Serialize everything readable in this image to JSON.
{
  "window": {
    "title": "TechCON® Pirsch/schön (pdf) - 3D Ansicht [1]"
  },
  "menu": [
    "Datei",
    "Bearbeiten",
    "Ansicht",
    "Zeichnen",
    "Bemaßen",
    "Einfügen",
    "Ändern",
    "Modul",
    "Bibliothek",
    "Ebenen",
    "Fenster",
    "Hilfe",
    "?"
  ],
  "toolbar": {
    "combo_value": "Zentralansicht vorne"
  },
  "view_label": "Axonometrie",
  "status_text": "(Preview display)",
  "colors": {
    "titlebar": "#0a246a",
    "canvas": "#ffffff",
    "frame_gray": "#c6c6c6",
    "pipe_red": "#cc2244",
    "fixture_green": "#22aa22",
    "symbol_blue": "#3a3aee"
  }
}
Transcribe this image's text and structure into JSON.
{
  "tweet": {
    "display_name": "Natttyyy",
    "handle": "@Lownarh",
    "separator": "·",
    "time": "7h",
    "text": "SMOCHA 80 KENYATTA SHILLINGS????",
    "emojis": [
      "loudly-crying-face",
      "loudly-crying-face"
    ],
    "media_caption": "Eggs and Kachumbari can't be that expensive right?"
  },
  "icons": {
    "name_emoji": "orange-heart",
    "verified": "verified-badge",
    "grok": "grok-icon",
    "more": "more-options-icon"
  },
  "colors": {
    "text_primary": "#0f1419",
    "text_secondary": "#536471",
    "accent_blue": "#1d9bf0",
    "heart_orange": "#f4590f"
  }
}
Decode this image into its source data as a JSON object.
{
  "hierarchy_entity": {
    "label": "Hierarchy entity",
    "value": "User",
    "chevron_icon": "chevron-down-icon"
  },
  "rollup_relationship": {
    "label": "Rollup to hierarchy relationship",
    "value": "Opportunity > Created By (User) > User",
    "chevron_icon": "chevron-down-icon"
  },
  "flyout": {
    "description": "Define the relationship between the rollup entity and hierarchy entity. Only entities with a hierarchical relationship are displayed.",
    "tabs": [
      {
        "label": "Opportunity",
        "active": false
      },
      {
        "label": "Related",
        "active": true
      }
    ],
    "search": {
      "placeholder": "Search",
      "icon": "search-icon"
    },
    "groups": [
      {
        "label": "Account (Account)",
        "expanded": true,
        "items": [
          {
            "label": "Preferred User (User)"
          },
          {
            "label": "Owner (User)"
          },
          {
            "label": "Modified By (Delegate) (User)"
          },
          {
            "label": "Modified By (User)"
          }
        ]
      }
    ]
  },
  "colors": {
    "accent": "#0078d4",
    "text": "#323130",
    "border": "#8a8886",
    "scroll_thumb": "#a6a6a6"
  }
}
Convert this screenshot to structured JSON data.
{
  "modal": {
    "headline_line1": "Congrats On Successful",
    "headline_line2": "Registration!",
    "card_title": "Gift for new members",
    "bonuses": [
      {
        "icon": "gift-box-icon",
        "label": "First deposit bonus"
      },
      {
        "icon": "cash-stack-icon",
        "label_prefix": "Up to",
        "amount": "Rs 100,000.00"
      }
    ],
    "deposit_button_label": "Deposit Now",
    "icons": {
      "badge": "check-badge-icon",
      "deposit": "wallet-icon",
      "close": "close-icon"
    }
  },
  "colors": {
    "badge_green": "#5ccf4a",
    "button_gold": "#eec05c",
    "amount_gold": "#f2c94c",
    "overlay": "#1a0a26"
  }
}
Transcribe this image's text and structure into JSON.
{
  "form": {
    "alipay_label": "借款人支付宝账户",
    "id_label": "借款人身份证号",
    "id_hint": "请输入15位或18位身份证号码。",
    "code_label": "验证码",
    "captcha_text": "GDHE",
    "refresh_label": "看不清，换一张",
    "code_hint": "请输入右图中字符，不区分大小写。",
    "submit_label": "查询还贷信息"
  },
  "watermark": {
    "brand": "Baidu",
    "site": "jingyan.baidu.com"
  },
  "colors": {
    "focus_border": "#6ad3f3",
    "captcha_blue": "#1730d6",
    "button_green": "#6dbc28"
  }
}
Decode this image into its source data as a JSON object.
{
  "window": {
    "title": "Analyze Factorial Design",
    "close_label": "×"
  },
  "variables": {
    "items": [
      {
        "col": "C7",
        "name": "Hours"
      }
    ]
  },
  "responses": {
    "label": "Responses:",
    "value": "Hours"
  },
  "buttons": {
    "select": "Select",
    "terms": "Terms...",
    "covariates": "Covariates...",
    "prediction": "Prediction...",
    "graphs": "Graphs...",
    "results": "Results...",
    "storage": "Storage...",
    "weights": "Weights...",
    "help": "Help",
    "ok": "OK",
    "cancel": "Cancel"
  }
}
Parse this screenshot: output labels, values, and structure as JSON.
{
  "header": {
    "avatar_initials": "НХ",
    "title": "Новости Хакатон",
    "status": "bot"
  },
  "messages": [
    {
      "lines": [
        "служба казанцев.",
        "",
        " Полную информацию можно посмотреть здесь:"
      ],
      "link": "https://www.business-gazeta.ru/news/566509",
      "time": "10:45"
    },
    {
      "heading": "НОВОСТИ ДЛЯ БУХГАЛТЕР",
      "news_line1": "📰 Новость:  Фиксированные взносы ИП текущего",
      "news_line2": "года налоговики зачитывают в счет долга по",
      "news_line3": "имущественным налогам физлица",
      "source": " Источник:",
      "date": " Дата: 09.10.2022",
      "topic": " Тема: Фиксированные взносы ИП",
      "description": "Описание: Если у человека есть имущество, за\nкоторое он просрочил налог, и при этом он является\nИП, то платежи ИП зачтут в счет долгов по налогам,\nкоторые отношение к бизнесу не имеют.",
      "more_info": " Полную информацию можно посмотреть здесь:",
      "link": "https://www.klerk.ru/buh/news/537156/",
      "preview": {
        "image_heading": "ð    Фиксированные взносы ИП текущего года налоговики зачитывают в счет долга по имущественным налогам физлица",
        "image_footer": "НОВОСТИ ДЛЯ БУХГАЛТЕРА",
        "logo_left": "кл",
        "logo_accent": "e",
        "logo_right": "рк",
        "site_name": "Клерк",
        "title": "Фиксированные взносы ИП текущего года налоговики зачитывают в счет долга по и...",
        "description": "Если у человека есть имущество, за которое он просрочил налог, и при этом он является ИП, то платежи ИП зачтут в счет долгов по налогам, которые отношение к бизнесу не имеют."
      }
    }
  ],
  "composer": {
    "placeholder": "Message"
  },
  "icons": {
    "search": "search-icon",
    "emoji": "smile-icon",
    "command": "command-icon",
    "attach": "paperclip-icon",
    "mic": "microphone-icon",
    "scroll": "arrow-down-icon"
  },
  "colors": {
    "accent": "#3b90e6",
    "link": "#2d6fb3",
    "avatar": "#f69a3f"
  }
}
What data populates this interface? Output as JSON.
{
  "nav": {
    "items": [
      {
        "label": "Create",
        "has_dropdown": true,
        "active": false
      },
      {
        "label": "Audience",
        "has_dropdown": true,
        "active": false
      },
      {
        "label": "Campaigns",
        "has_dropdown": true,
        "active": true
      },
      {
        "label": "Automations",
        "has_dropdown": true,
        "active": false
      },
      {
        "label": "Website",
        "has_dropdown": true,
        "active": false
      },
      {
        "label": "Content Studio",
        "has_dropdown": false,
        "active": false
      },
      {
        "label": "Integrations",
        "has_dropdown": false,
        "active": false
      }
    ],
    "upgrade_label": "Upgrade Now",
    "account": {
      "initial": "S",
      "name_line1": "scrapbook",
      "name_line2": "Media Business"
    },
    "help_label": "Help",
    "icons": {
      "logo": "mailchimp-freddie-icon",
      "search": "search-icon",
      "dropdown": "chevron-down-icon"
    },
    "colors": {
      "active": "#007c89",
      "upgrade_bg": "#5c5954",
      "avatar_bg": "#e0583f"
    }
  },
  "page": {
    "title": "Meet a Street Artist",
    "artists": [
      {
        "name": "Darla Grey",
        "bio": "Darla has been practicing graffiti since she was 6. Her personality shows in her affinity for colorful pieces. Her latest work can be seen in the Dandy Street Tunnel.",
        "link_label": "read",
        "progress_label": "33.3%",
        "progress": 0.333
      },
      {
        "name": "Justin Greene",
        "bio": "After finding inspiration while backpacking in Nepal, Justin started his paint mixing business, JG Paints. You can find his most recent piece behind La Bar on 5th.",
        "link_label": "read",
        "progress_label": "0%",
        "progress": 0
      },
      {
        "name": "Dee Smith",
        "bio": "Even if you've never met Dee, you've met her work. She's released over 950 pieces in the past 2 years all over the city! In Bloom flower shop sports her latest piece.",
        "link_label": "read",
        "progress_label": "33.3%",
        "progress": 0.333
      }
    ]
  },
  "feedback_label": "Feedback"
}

-------

WHAT IS REQUIRED: From the listing, copy each line containing the word "бизнесу".

FULL OUTPUT:
      "description": "Описание: Если у человека есть имущество, за\nкоторое он просрочил налог, и при этом он является\nИП, то платежи ИП зачтут в счет долгов по налогам,\nкоторые отношение к бизнесу не имеют.",
        "description": "Если у человека есть имущество, за которое он просрочил налог, и при этом он является ИП, то платежи ИП зачтут в счет долгов по налогам, которые отношение к бизнесу не имеют."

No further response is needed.